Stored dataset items

========

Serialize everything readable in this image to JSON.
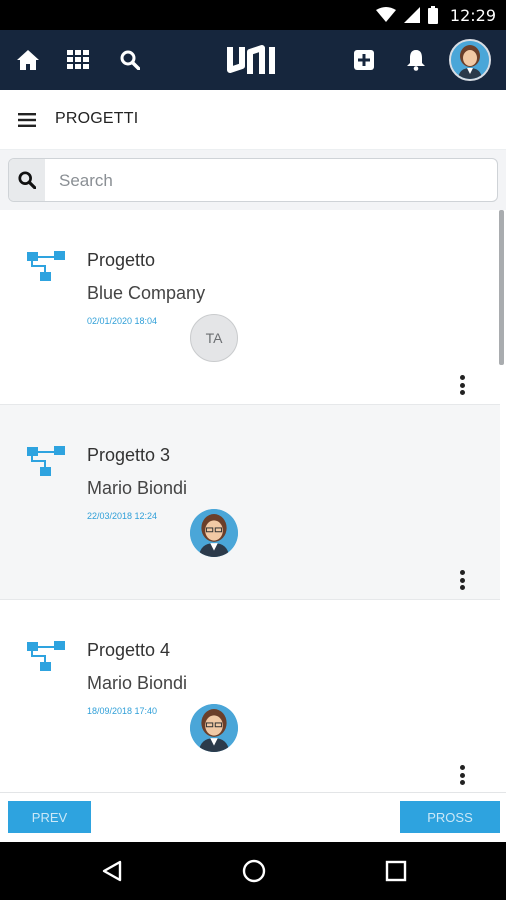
{
  "status_bar": {
    "time": "12:29"
  },
  "app_bar": {
    "logo_text": "uni",
    "icons": [
      "home-icon",
      "apps-grid-icon",
      "search-icon",
      "add-box-icon",
      "bell-icon"
    ]
  },
  "header": {
    "title": "PROGETTI",
    "menu_icon": "hamburger-menu-icon"
  },
  "search": {
    "placeholder": "Search",
    "value": ""
  },
  "projects": [
    {
      "name": "Progetto",
      "company": "Blue Company",
      "date": "02/01/2020 18:04",
      "member_initials": "TA",
      "member_type": "initials"
    },
    {
      "name": "Progetto 3",
      "company": "Mario Biondi",
      "date": "22/03/2018 12:24",
      "member_initials": "",
      "member_type": "photo"
    },
    {
      "name": "Progetto 4",
      "company": "Mario Biondi",
      "date": "18/09/2018 17:40",
      "member_initials": "",
      "member_type": "photo"
    }
  ],
  "pager": {
    "prev_label": "PREV",
    "next_label": "PROSS"
  },
  "colors": {
    "app_bar": "#16263d",
    "accent": "#2ea3df",
    "date": "#2f9fd8"
  }
}
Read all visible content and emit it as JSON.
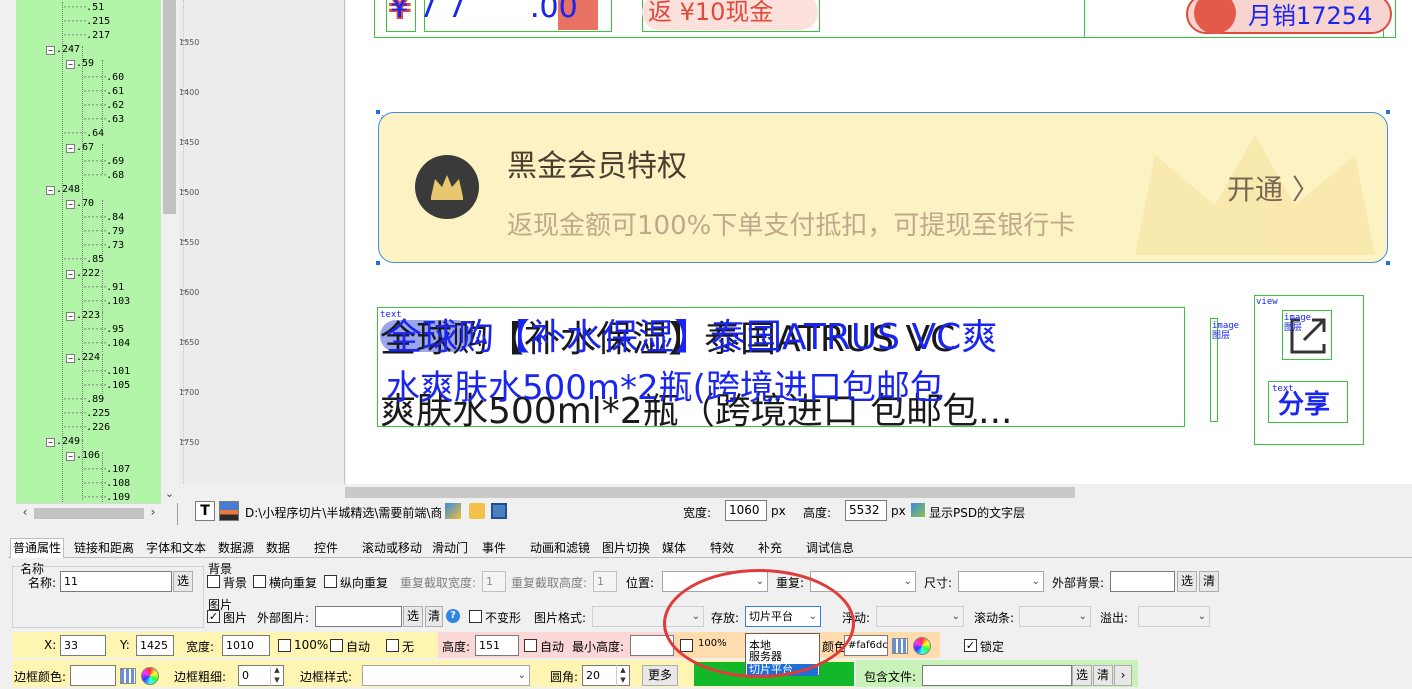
{
  "colors": {
    "tree_bg": "#b3f5a8",
    "vip_bg": "#fdf2c3",
    "blue_overlay": "#1a26f0",
    "green_outline": "#3dc23d",
    "annotation_red": "#e03a3a"
  },
  "tree": {
    "nodes": [
      {
        "label": ".51",
        "toggle": ""
      },
      {
        "label": ".215",
        "toggle": ""
      },
      {
        "label": ".217",
        "toggle": ""
      },
      {
        "label": ".247",
        "toggle": "−"
      },
      {
        "label": ".59",
        "toggle": "−"
      },
      {
        "label": ".60",
        "toggle": ""
      },
      {
        "label": ".61",
        "toggle": ""
      },
      {
        "label": ".62",
        "toggle": ""
      },
      {
        "label": ".63",
        "toggle": ""
      },
      {
        "label": ".64",
        "toggle": ""
      },
      {
        "label": ".67",
        "toggle": "−"
      },
      {
        "label": ".69",
        "toggle": ""
      },
      {
        "label": ".68",
        "toggle": ""
      },
      {
        "label": ".248",
        "toggle": "−"
      },
      {
        "label": ".70",
        "toggle": "−"
      },
      {
        "label": ".84",
        "toggle": ""
      },
      {
        "label": ".79",
        "toggle": ""
      },
      {
        "label": ".73",
        "toggle": ""
      },
      {
        "label": ".85",
        "toggle": ""
      },
      {
        "label": ".222",
        "toggle": "−"
      },
      {
        "label": ".91",
        "toggle": ""
      },
      {
        "label": ".103",
        "toggle": ""
      },
      {
        "label": ".223",
        "toggle": "−"
      },
      {
        "label": ".95",
        "toggle": ""
      },
      {
        "label": ".104",
        "toggle": ""
      },
      {
        "label": ".224",
        "toggle": "−"
      },
      {
        "label": ".101",
        "toggle": ""
      },
      {
        "label": ".105",
        "toggle": ""
      },
      {
        "label": ".89",
        "toggle": ""
      },
      {
        "label": ".225",
        "toggle": ""
      },
      {
        "label": ".226",
        "toggle": ""
      },
      {
        "label": ".249",
        "toggle": "−"
      },
      {
        "label": ".106",
        "toggle": "−"
      },
      {
        "label": ".107",
        "toggle": ""
      },
      {
        "label": ".108",
        "toggle": ""
      },
      {
        "label": ".109",
        "toggle": ""
      }
    ]
  },
  "ruler": {
    "ticks": [
      "1350",
      "1400",
      "1450",
      "1500",
      "1550",
      "1600",
      "1650",
      "1700",
      "1750"
    ]
  },
  "canvas": {
    "price_big": "¥ 7 7",
    "price_cents": ".00",
    "cashback": "返 ¥10现金",
    "sales": "月销17254",
    "tag_text": "text",
    "tag_image": "image",
    "tag_image_cn": "图层",
    "tag_view": "view",
    "vip_title": "黑金会员特权",
    "vip_desc": "返现金额可100%下单支付抵扣，可提现至银行卡",
    "vip_open": "开通 〉",
    "product_black_line1": "全球购【补水保湿】泰国ATRUS VC",
    "product_black_line2": "爽肤水500ml*2瓶（跨境进口 包邮包...",
    "product_blue_line1": "全球购【补水保湿】泰国ATRUS VC爽",
    "product_blue_line2": "水爽肤水500m*2瓶(跨境进口包邮包",
    "share": "分享"
  },
  "pathbar": {
    "path": "D:\\小程序切片\\半城精选\\需要前端\\商",
    "width_label": "宽度:",
    "width_value": "1060",
    "width_unit": "px",
    "height_label": "高度:",
    "height_value": "5532",
    "height_unit": "px",
    "show_psd": "显示PSD的文字层"
  },
  "tabs": [
    "普通属性",
    "链接和距离",
    "字体和文本",
    "数据源",
    "数据",
    "控件",
    "滚动或移动",
    "滑动门",
    "事件",
    "动画和滤镜",
    "图片切换",
    "媒体",
    "特效",
    "补充",
    "调试信息"
  ],
  "props": {
    "name_group": "名称",
    "name_label": "名称:",
    "name_value": "11",
    "select_btn": "选",
    "clear_btn": "清",
    "bg_group": "背景",
    "bg_chk": "背景",
    "bg_hrepeat": "横向重复",
    "bg_vrepeat": "纵向重复",
    "repeat_w": "重复截取宽度:",
    "repeat_w_val": "1",
    "repeat_h": "重复截取高度:",
    "repeat_h_val": "1",
    "position": "位置:",
    "repeat": "重复:",
    "size": "尺寸:",
    "ext_bg": "外部背景:",
    "img_group": "图片",
    "img_chk": "图片",
    "ext_img": "外部图片:",
    "no_deform": "不变形",
    "img_format": "图片格式:",
    "storage": "存放:",
    "storage_value": "切片平台",
    "float": "浮动:",
    "scrollbar": "滚动条:",
    "overflow": "溢出:",
    "x_label": "X:",
    "x_value": "33",
    "y_label": "Y:",
    "y_value": "1425",
    "w_label": "宽度:",
    "w_value": "1010",
    "pct100": "100%",
    "auto": "自动",
    "none": "无",
    "h_label": "高度:",
    "h_value": "151",
    "h_auto": "自动",
    "min_h": "最小高度:",
    "h_pct": "100%",
    "color_label": "颜色:",
    "color_value": "#faf6dc",
    "lock": "锁定",
    "border_color": "边框颜色:",
    "border_width": "边框粗细:",
    "border_width_val": "0",
    "border_style": "边框样式:",
    "radius": "圆角:",
    "radius_val": "20",
    "more": "更多",
    "include_file": "包含文件:"
  },
  "dropdown": {
    "options": [
      "本地",
      "服务器",
      "切片平台"
    ],
    "selected": "切片平台"
  }
}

========

Write the full listing out again with every line unchanged, but include no pictures.

- TASK SOLUTION
Serialize everything readable in this image to JSON.
{
  "status_bar": {
    "time": "12:29"
  },
  "app_bar": {
    "logo_text": "uni",
    "icons": [
      "home-icon",
      "apps-grid-icon",
      "search-icon",
      "add-box-icon",
      "bell-icon"
    ]
  },
  "header": {
    "title": "PROGETTI",
    "menu_icon": "hamburger-menu-icon"
  },
  "search": {
    "placeholder": "Search",
    "value": ""
  },
  "projects": [
    {
      "name": "Progetto",
      "company": "Blue Company",
      "date": "02/01/2020 18:04",
      "member_initials": "TA",
      "member_type": "initials"
    },
    {
      "name": "Progetto 3",
      "company": "Mario Biondi",
      "date": "22/03/2018 12:24",
      "member_initials": "",
      "member_type": "photo"
    },
    {
      "name": "Progetto 4",
      "company": "Mario Biondi",
      "date": "18/09/2018 17:40",
      "member_initials": "",
      "member_type": "photo"
    }
  ],
  "pager": {
    "prev_label": "PREV",
    "next_label": "PROSS"
  },
  "colors": {
    "app_bar": "#16263d",
    "accent": "#2ea3df",
    "date": "#2f9fd8"
  }
}
Read all visible content and emit it as JSON.
{
  "colors": {
    "tree_bg": "#b3f5a8",
    "vip_bg": "#fdf2c3",
    "blue_overlay": "#1a26f0",
    "green_outline": "#3dc23d",
    "annotation_red": "#e03a3a"
  },
  "tree": {
    "nodes": [
      {
        "label": ".51",
        "toggle": ""
      },
      {
        "label": ".215",
        "toggle": ""
      },
      {
        "label": ".217",
        "toggle": ""
      },
      {
        "label": ".247",
        "toggle": "−"
      },
      {
        "label": ".59",
        "toggle": "−"
      },
      {
        "label": ".60",
        "toggle": ""
      },
      {
        "label": ".61",
        "toggle": ""
      },
      {
        "label": ".62",
        "toggle": ""
      },
      {
        "label": ".63",
        "toggle": ""
      },
      {
        "label": ".64",
        "toggle": ""
      },
      {
        "label": ".67",
        "toggle": "−"
      },
      {
        "label": ".69",
        "toggle": ""
      },
      {
        "label": ".68",
        "toggle": ""
      },
      {
        "label": ".248",
        "toggle": "−"
      },
      {
        "label": ".70",
        "toggle": "−"
      },
      {
        "label": ".84",
        "toggle": ""
      },
      {
        "label": ".79",
        "toggle": ""
      },
      {
        "label": ".73",
        "toggle": ""
      },
      {
        "label": ".85",
        "toggle": ""
      },
      {
        "label": ".222",
        "toggle": "−"
      },
      {
        "label": ".91",
        "toggle": ""
      },
      {
        "label": ".103",
        "toggle": ""
      },
      {
        "label": ".223",
        "toggle": "−"
      },
      {
        "label": ".95",
        "toggle": ""
      },
      {
        "label": ".104",
        "toggle": ""
      },
      {
        "label": ".224",
        "toggle": "−"
      },
      {
        "label": ".101",
        "toggle": ""
      },
      {
        "label": ".105",
        "toggle": ""
      },
      {
        "label": ".89",
        "toggle": ""
      },
      {
        "label": ".225",
        "toggle": ""
      },
      {
        "label": ".226",
        "toggle": ""
      },
      {
        "label": ".249",
        "toggle": "−"
      },
      {
        "label": ".106",
        "toggle": "−"
      },
      {
        "label": ".107",
        "toggle": ""
      },
      {
        "label": ".108",
        "toggle": ""
      },
      {
        "label": ".109",
        "toggle": ""
      }
    ]
  },
  "ruler": {
    "ticks": [
      "1350",
      "1400",
      "1450",
      "1500",
      "1550",
      "1600",
      "1650",
      "1700",
      "1750"
    ]
  },
  "canvas": {
    "price_big": "¥ 7 7",
    "price_cents": ".00",
    "cashback": "返 ¥10现金",
    "sales": "月销17254",
    "tag_text": "text",
    "tag_image": "image",
    "tag_image_cn": "图层",
    "tag_view": "view",
    "vip_title": "黑金会员特权",
    "vip_desc": "返现金额可100%下单支付抵扣，可提现至银行卡",
    "vip_open": "开通 〉",
    "product_black_line1": "全球购【补水保湿】泰国ATRUS VC",
    "product_black_line2": "爽肤水500ml*2瓶（跨境进口 包邮包...",
    "product_blue_line1": "全球购【补水保湿】泰国ATRUS VC爽",
    "product_blue_line2": "水爽肤水500m*2瓶(跨境进口包邮包",
    "share": "分享"
  },
  "pathbar": {
    "path": "D:\\小程序切片\\半城精选\\需要前端\\商",
    "width_label": "宽度:",
    "width_value": "1060",
    "width_unit": "px",
    "height_label": "高度:",
    "height_value": "5532",
    "height_unit": "px",
    "show_psd": "显示PSD的文字层"
  },
  "tabs": [
    "普通属性",
    "链接和距离",
    "字体和文本",
    "数据源",
    "数据",
    "控件",
    "滚动或移动",
    "滑动门",
    "事件",
    "动画和滤镜",
    "图片切换",
    "媒体",
    "特效",
    "补充",
    "调试信息"
  ],
  "props": {
    "name_group": "名称",
    "name_label": "名称:",
    "name_value": "11",
    "select_btn": "选",
    "clear_btn": "清",
    "bg_group": "背景",
    "bg_chk": "背景",
    "bg_hrepeat": "横向重复",
    "bg_vrepeat": "纵向重复",
    "repeat_w": "重复截取宽度:",
    "repeat_w_val": "1",
    "repeat_h": "重复截取高度:",
    "repeat_h_val": "1",
    "position": "位置:",
    "repeat": "重复:",
    "size": "尺寸:",
    "ext_bg": "外部背景:",
    "img_group": "图片",
    "img_chk": "图片",
    "ext_img": "外部图片:",
    "no_deform": "不变形",
    "img_format": "图片格式:",
    "storage": "存放:",
    "storage_value": "切片平台",
    "float": "浮动:",
    "scrollbar": "滚动条:",
    "overflow": "溢出:",
    "x_label": "X:",
    "x_value": "33",
    "y_label": "Y:",
    "y_value": "1425",
    "w_label": "宽度:",
    "w_value": "1010",
    "pct100": "100%",
    "auto": "自动",
    "none": "无",
    "h_label": "高度:",
    "h_value": "151",
    "h_auto": "自动",
    "min_h": "最小高度:",
    "h_pct": "100%",
    "color_label": "颜色:",
    "color_value": "#faf6dc",
    "lock": "锁定",
    "border_color": "边框颜色:",
    "border_width": "边框粗细:",
    "border_width_val": "0",
    "border_style": "边框样式:",
    "radius": "圆角:",
    "radius_val": "20",
    "more": "更多",
    "include_file": "包含文件:"
  },
  "dropdown": {
    "options": [
      "本地",
      "服务器",
      "切片平台"
    ],
    "selected": "切片平台"
  }
}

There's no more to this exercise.